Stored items
◆ ◆ ◆ ◆ ◆

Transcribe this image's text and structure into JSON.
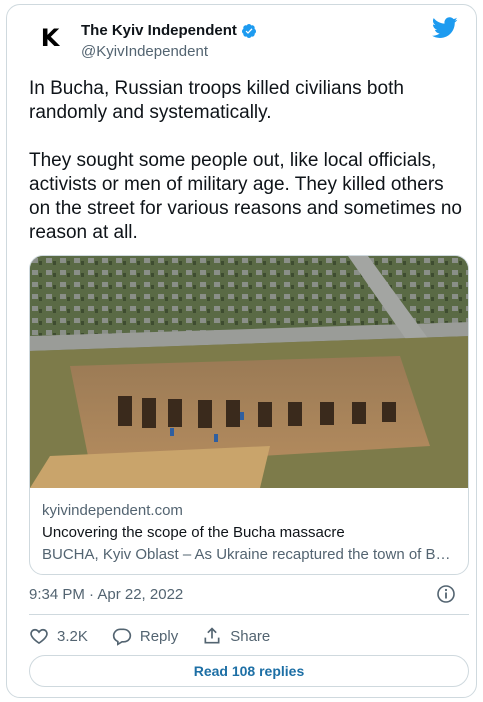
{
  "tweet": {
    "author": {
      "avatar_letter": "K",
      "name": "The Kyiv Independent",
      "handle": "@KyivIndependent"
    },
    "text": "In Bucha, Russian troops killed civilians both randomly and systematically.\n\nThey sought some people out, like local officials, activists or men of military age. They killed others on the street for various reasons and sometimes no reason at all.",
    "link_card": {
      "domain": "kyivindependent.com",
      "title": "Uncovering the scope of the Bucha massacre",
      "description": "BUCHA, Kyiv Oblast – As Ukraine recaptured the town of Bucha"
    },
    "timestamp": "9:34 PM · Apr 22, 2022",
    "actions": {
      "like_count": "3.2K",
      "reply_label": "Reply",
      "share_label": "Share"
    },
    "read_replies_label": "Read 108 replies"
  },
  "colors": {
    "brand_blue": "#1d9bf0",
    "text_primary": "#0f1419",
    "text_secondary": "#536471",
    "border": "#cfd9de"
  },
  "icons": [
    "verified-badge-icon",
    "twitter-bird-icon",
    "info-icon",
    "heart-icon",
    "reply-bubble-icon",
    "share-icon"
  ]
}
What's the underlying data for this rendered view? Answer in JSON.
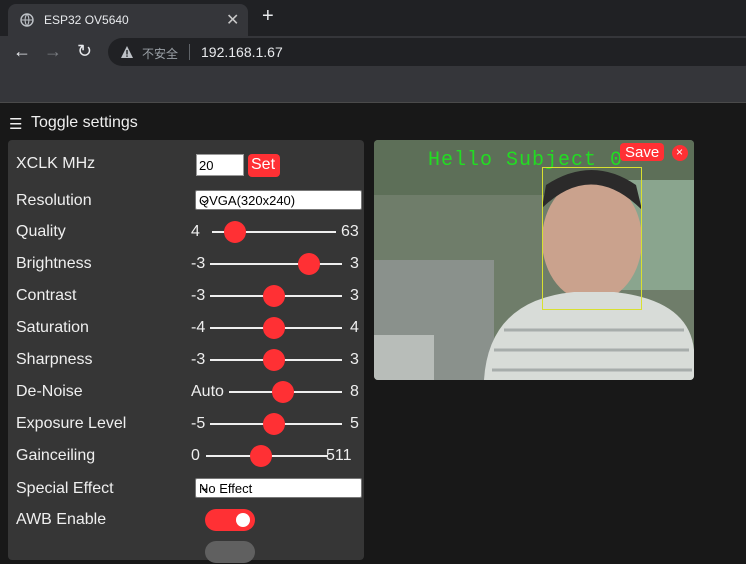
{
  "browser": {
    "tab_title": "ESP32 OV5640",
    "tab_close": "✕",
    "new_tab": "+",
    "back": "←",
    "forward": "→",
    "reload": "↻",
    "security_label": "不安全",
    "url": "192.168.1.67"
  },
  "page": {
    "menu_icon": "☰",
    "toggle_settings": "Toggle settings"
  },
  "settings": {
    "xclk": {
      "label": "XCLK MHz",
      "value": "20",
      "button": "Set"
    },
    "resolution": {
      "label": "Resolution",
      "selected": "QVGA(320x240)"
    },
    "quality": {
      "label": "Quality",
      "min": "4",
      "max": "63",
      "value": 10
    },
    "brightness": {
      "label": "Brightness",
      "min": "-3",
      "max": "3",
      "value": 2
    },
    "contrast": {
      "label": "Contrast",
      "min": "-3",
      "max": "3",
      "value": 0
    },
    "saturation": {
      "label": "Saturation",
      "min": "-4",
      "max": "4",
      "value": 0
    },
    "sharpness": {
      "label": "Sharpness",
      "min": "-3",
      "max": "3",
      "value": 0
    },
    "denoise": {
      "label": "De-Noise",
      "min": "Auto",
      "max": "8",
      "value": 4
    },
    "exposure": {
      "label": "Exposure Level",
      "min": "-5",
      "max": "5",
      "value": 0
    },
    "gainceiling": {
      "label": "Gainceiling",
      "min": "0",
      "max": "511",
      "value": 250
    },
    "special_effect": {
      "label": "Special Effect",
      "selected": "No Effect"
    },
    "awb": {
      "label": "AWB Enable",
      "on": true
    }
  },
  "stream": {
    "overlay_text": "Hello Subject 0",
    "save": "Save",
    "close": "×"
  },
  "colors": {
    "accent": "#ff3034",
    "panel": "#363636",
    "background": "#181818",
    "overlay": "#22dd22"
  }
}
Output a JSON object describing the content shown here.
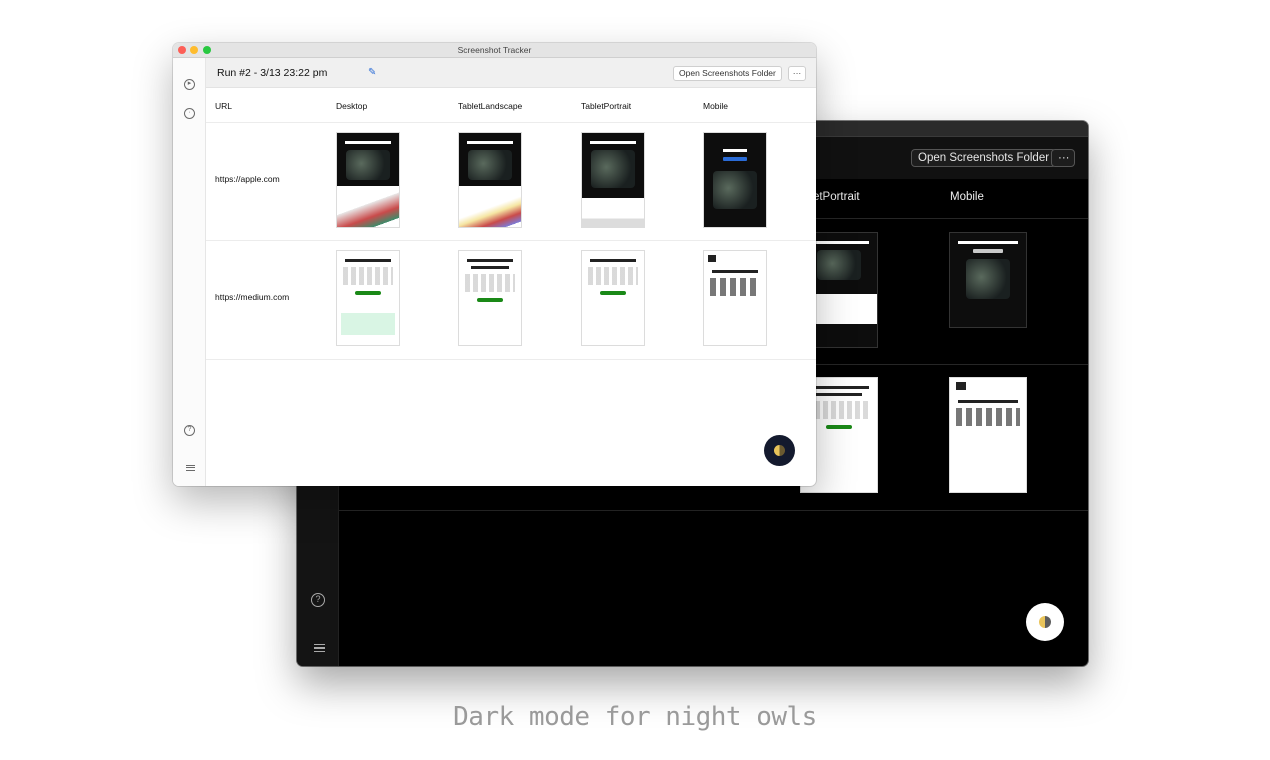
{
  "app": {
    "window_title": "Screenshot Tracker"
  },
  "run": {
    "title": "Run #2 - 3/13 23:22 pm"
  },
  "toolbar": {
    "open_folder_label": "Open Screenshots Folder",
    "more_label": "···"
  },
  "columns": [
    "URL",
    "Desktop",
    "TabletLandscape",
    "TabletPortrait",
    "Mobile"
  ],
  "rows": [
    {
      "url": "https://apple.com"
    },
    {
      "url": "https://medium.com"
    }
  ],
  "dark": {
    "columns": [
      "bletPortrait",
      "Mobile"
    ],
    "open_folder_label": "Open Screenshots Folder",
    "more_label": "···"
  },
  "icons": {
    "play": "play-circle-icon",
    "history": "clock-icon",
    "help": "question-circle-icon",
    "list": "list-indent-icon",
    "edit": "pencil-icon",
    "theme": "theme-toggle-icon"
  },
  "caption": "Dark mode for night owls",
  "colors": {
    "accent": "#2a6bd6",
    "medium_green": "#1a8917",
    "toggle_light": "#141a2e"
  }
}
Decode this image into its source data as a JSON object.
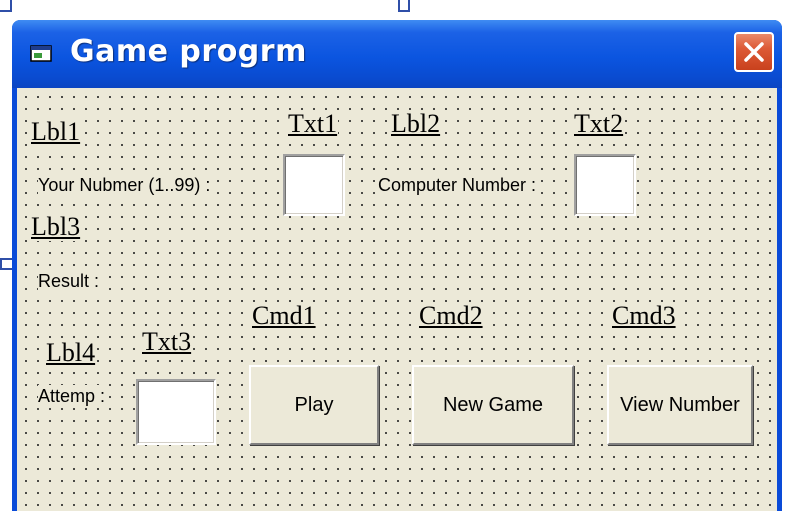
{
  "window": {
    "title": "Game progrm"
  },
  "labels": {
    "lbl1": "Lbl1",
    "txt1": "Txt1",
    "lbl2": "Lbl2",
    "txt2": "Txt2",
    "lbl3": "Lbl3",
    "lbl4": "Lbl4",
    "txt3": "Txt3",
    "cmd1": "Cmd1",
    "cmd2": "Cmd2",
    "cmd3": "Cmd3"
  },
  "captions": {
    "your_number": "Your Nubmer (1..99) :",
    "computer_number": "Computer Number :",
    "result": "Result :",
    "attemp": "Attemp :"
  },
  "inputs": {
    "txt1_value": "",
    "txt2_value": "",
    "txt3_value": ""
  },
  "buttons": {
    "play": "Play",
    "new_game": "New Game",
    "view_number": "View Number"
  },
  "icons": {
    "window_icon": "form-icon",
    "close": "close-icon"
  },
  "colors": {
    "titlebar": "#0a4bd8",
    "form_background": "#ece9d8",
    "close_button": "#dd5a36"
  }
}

◆ ◆ ◆ ◆ ◆

Given exercise:
Pull every line containing the word "data" out of the material.

Exercise output:
What's the underlying data for this rendered view? Answer in JSON.
Decode this image into its source data as a JSON object.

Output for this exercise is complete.